What you need to do: Reproduce every entry exactly, without alteration.

Records supplied:
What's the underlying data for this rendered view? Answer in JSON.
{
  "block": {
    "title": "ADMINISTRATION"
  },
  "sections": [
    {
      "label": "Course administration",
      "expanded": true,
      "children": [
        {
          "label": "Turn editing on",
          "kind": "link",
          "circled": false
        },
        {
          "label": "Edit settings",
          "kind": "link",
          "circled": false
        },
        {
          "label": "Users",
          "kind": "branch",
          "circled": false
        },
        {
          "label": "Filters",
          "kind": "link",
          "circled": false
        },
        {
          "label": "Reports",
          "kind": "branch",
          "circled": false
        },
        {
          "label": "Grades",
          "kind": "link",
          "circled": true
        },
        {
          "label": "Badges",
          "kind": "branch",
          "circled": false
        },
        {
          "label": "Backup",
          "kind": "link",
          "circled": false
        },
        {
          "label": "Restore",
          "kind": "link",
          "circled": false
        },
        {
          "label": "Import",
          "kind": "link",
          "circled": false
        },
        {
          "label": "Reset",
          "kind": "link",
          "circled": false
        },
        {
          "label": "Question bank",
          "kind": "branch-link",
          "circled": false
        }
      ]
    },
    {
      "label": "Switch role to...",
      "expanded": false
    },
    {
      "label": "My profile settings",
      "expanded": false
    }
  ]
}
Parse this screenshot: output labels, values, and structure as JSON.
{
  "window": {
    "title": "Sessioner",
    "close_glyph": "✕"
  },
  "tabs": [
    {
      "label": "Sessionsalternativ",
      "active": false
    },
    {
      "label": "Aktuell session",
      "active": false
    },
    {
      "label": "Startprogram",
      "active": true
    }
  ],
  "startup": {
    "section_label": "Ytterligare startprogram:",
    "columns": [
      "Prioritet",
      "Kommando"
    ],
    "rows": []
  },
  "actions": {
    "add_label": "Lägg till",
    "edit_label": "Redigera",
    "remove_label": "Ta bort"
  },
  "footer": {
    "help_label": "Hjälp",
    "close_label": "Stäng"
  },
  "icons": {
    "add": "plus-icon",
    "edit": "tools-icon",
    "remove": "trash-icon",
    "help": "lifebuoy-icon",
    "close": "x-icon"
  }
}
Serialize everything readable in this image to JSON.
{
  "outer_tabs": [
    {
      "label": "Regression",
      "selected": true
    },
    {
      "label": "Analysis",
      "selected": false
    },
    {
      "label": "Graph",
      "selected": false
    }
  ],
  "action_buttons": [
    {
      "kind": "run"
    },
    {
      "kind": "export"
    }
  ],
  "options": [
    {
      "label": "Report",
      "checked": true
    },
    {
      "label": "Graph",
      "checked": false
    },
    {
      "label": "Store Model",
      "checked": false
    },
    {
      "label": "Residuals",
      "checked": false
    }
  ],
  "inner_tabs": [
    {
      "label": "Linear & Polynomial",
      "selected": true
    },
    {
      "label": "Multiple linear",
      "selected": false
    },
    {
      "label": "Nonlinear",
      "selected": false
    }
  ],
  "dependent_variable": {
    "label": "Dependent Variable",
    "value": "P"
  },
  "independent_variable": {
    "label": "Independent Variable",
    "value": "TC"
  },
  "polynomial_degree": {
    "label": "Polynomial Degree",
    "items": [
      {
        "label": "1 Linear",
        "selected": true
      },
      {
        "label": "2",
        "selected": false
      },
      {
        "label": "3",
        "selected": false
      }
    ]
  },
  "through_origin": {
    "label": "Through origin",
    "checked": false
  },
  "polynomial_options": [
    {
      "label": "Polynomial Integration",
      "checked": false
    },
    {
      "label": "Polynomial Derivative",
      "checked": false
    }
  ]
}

Task result:
What's the underlying data for this rendered view? Answer in JSON.
{
  "block": {
    "title": "ADMINISTRATION"
  },
  "sections": [
    {
      "label": "Course administration",
      "expanded": true,
      "children": [
        {
          "label": "Turn editing on",
          "kind": "link",
          "circled": false
        },
        {
          "label": "Edit settings",
          "kind": "link",
          "circled": false
        },
        {
          "label": "Users",
          "kind": "branch",
          "circled": false
        },
        {
          "label": "Filters",
          "kind": "link",
          "circled": false
        },
        {
          "label": "Reports",
          "kind": "branch",
          "circled": false
        },
        {
          "label": "Grades",
          "kind": "link",
          "circled": true
        },
        {
          "label": "Badges",
          "kind": "branch",
          "circled": false
        },
        {
          "label": "Backup",
          "kind": "link",
          "circled": false
        },
        {
          "label": "Restore",
          "kind": "link",
          "circled": false
        },
        {
          "label": "Import",
          "kind": "link",
          "circled": false
        },
        {
          "label": "Reset",
          "kind": "link",
          "circled": false
        },
        {
          "label": "Question bank",
          "kind": "branch-link",
          "circled": false
        }
      ]
    },
    {
      "label": "Switch role to...",
      "expanded": false
    },
    {
      "label": "My profile settings",
      "expanded": false
    }
  ]
}
Parse this screenshot: output labels, values, and structure as JSON.
{
  "window": {
    "title": "Sessioner",
    "close_glyph": "✕"
  },
  "tabs": [
    {
      "label": "Sessionsalternativ",
      "active": false
    },
    {
      "label": "Aktuell session",
      "active": false
    },
    {
      "label": "Startprogram",
      "active": true
    }
  ],
  "startup": {
    "section_label": "Ytterligare startprogram:",
    "columns": [
      "Prioritet",
      "Kommando"
    ],
    "rows": []
  },
  "actions": {
    "add_label": "Lägg till",
    "edit_label": "Redigera",
    "remove_label": "Ta bort"
  },
  "footer": {
    "help_label": "Hjälp",
    "close_label": "Stäng"
  },
  "icons": {
    "add": "plus-icon",
    "edit": "tools-icon",
    "remove": "trash-icon",
    "help": "lifebuoy-icon",
    "close": "x-icon"
  }
}
Serialize everything readable in this image to JSON.
{
  "outer_tabs": [
    {
      "label": "Regression",
      "selected": true
    },
    {
      "label": "Analysis",
      "selected": false
    },
    {
      "label": "Graph",
      "selected": false
    }
  ],
  "action_buttons": [
    {
      "kind": "run"
    },
    {
      "kind": "export"
    }
  ],
  "options": [
    {
      "label": "Report",
      "checked": true
    },
    {
      "label": "Graph",
      "checked": false
    },
    {
      "label": "Store Model",
      "checked": false
    },
    {
      "label": "Residuals",
      "checked": false
    }
  ],
  "inner_tabs": [
    {
      "label": "Linear & Polynomial",
      "selected": true
    },
    {
      "label": "Multiple linear",
      "selected": false
    },
    {
      "label": "Nonlinear",
      "selected": false
    }
  ],
  "dependent_variable": {
    "label": "Dependent Variable",
    "value": "P"
  },
  "independent_variable": {
    "label": "Independent Variable",
    "value": "TC"
  },
  "polynomial_degree": {
    "label": "Polynomial Degree",
    "items": [
      {
        "label": "1 Linear",
        "selected": true
      },
      {
        "label": "2",
        "selected": false
      },
      {
        "label": "3",
        "selected": false
      }
    ]
  },
  "through_origin": {
    "label": "Through origin",
    "checked": false
  },
  "polynomial_options": [
    {
      "label": "Polynomial Integration",
      "checked": false
    },
    {
      "label": "Polynomial Derivative",
      "checked": false
    }
  ]
}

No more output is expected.